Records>

* * * * * * * * *

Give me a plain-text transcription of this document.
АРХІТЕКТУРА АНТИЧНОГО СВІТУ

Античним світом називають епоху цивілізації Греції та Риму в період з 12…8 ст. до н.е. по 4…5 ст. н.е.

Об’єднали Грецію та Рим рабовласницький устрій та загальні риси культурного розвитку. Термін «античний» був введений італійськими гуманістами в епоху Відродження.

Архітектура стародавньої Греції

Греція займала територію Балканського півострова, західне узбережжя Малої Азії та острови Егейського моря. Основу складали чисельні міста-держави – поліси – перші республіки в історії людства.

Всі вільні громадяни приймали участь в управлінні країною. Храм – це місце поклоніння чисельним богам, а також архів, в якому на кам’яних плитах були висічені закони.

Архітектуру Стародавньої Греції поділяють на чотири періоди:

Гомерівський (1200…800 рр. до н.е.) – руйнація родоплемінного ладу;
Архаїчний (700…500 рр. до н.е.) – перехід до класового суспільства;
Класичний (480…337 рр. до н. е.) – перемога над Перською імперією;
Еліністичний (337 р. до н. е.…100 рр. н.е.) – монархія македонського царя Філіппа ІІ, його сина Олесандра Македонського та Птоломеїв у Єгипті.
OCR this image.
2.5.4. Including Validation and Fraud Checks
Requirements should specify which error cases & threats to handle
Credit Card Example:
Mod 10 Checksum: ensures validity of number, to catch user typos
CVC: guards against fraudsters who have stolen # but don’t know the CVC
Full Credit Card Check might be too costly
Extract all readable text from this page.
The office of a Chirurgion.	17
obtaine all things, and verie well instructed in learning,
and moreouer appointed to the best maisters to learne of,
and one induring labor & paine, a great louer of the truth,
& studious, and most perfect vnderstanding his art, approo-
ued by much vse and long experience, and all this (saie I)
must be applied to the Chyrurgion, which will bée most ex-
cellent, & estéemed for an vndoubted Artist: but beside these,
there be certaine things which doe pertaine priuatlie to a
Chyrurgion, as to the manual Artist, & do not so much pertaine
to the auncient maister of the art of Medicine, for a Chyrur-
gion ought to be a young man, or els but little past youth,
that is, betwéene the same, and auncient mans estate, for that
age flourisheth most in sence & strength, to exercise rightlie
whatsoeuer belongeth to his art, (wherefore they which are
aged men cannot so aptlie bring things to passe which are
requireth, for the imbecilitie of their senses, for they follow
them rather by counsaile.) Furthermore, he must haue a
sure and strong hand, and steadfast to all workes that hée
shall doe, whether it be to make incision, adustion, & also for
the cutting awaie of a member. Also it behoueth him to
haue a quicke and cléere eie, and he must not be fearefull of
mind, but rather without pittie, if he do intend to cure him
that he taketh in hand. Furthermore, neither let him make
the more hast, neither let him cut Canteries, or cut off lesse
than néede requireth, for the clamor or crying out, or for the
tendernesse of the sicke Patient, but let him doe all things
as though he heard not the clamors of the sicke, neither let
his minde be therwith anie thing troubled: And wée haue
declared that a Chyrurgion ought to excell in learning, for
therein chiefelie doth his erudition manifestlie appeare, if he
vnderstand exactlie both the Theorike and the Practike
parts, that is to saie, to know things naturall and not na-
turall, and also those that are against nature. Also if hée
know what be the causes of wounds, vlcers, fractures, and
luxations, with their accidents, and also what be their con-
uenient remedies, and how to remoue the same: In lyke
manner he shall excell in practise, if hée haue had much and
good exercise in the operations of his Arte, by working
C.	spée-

* * * * * * * * *

What the task requires> Transcribe all of the entries without altering anything.

Result of this task>
Give me a plain-text transcription of this document.
АРХІТЕКТУРА АНТИЧНОГО СВІТУ

Античним світом називають епоху цивілізації Греції та Риму в період з 12…8 ст. до н.е. по 4…5 ст. н.е.

Об’єднали Грецію та Рим рабовласницький устрій та загальні риси культурного розвитку. Термін «античний» був введений італійськими гуманістами в епоху Відродження.

Архітектура стародавньої Греції

Греція займала територію Балканського півострова, західне узбережжя Малої Азії та острови Егейського моря. Основу складали чисельні міста-держави – поліси – перші республіки в історії людства.

Всі вільні громадяни приймали участь в управлінні країною. Храм – це місце поклоніння чисельним богам, а також архів, в якому на кам’яних плитах були висічені закони.

Архітектуру Стародавньої Греції поділяють на чотири періоди:

Гомерівський (1200…800 рр. до н.е.) – руйнація родоплемінного ладу;
Архаїчний (700…500 рр. до н.е.) – перехід до класового суспільства;
Класичний (480…337 рр. до н. е.) – перемога над Перською імперією;
Еліністичний (337 р. до н. е.…100 рр. н.е.) – монархія македонського царя Філіппа ІІ, його сина Олесандра Македонського та Птоломеїв у Єгипті.
OCR this image.
2.5.4. Including Validation and Fraud Checks
Requirements should specify which error cases & threats to handle
Credit Card Example:
Mod 10 Checksum: ensures validity of number, to catch user typos
CVC: guards against fraudsters who have stolen # but don’t know the CVC
Full Credit Card Check might be too costly
Extract all readable text from this page.
The office of a Chirurgion.	17
obtaine all things, and verie well instructed in learning,
and moreouer appointed to the best maisters to learne of,
and one induring labor & paine, a great louer of the truth,
& studious, and most perfect vnderstanding his art, approo-
ued by much vse and long experience, and all this (saie I)
must be applied to the Chyrurgion, which will bée most ex-
cellent, & estéemed for an vndoubted Artist: but beside these,
there be certaine things which doe pertaine priuatlie to a
Chyrurgion, as to the manual Artist, & do not so much pertaine
to the auncient maister of the art of Medicine, for a Chyrur-
gion ought to be a young man, or els but little past youth,
that is, betwéene the same, and auncient mans estate, for that
age flourisheth most in sence & strength, to exercise rightlie
whatsoeuer belongeth to his art, (wherefore they which are
aged men cannot so aptlie bring things to passe which are
requireth, for the imbecilitie of their senses, for they follow
them rather by counsaile.) Furthermore, he must haue a
sure and strong hand, and steadfast to all workes that hée
shall doe, whether it be to make incision, adustion, & also for
the cutting awaie of a member. Also it behoueth him to
haue a quicke and cléere eie, and he must not be fearefull of
mind, but rather without pittie, if he do intend to cure him
that he taketh in hand. Furthermore, neither let him make
the more hast, neither let him cut Canteries, or cut off lesse
than néede requireth, for the clamor or crying out, or for the
tendernesse of the sicke Patient, but let him doe all things
as though he heard not the clamors of the sicke, neither let
his minde be therwith anie thing troubled: And wée haue
declared that a Chyrurgion ought to excell in learning, for
therein chiefelie doth his erudition manifestlie appeare, if he
vnderstand exactlie both the Theorike and the Practike
parts, that is to saie, to know things naturall and not na-
turall, and also those that are against nature. Also if hée
know what be the causes of wounds, vlcers, fractures, and
luxations, with their accidents, and also what be their con-
uenient remedies, and how to remoue the same: In lyke
manner he shall excell in practise, if hée haue had much and
good exercise in the operations of his Arte, by working
C.	spée-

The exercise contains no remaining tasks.